• **Provided records**
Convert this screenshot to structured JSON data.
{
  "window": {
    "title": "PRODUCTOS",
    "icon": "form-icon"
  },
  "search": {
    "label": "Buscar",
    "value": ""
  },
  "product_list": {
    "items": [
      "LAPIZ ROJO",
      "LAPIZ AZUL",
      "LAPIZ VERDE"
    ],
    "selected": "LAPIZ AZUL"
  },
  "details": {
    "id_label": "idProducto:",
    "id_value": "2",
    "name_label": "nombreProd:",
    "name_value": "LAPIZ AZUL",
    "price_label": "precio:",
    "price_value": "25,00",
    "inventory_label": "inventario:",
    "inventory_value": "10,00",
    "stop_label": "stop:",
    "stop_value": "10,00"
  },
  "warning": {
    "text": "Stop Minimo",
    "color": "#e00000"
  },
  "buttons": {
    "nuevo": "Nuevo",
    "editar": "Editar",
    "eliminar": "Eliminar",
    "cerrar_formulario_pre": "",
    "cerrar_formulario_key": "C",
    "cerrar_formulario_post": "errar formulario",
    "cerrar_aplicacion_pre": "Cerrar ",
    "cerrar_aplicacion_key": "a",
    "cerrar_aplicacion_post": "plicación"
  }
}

• **Exercise requirements**
In how many lines does the word "AZUL" appear? Respond with the number alone.

• **Reply to the task**
3